**Texto para leer:**

◇ ◇ ◇ ◇ ◇

Hace unos años me apunté a danza del
vientre. Dos clases semanales. Otras cuatro o cinco chicas. Ninguna
de ellas se incorporó de ninguna manera a mi vida. Con ninguna
compartí algo más que saludos de cortesía y el gorjeo propio de
una actividad física divertida. Los violines y la darbuka cesaban y
cada una recogía sus cosas, su velo, su pañuelo de moneditas, y
salía disparada, incorporándose a su surco propio en la calle. Cada
una acarreando su prisa. Mucho más tarde, cuando quise asimilar de
una vez que la gracia no se aprende y me aburrí un poco de la danza,
descubrí que una de esas chicas escribía de una manera admirable.
Aguda, vibrante, sorprendentemente madura. Una especie de traducción
ordenada del idioma que usaría contigo esa mejor amiga a la que
consentirías todo consejo y toda puya.

◇ ◇ ◇ ◇ ◇

**Registros de anotación de maquetación:**
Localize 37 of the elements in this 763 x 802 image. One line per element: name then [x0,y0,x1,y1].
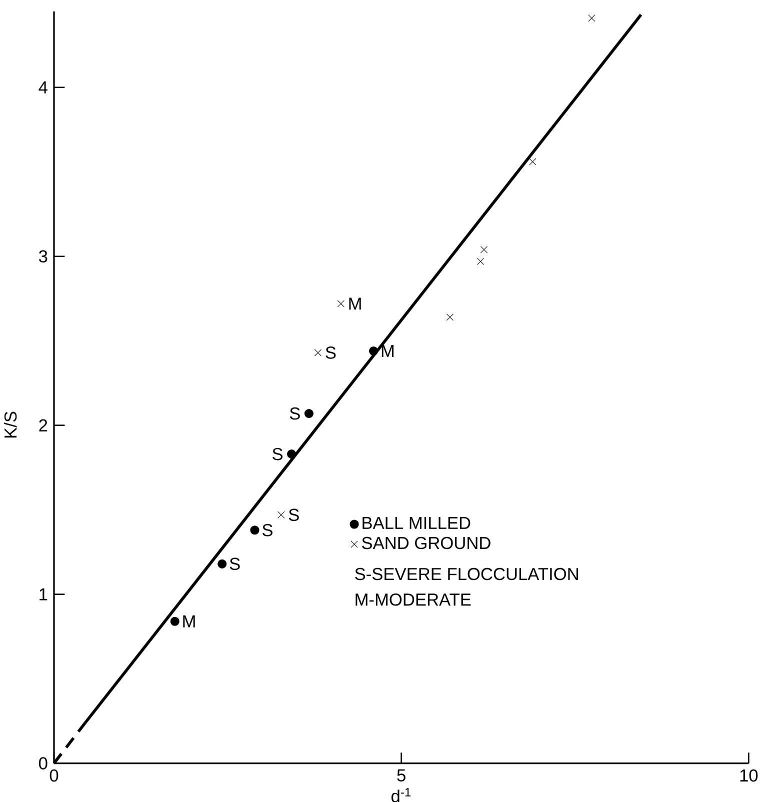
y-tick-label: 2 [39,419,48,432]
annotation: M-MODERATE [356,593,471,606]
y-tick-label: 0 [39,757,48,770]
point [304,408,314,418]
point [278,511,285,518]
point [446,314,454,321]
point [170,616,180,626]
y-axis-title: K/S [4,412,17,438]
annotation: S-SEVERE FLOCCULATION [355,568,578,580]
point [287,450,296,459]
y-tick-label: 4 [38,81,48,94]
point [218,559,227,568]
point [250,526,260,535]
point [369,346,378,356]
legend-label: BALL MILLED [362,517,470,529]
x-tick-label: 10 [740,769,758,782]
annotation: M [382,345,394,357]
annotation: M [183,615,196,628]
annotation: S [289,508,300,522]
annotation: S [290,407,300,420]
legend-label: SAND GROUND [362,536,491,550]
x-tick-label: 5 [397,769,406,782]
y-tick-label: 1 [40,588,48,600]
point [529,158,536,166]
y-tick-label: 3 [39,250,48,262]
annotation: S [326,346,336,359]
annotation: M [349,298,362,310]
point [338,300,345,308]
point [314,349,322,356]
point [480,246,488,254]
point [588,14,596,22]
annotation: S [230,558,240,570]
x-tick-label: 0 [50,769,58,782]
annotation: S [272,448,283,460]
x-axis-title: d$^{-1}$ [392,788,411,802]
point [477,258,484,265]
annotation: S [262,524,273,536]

◇ ◇ ◇ ◇ ◇

**Objetivo:**
En el texto sobre la danza del vientre, ¿cuántas clases por semana había?

**Respuesta esperada:**
Dos clases semanales.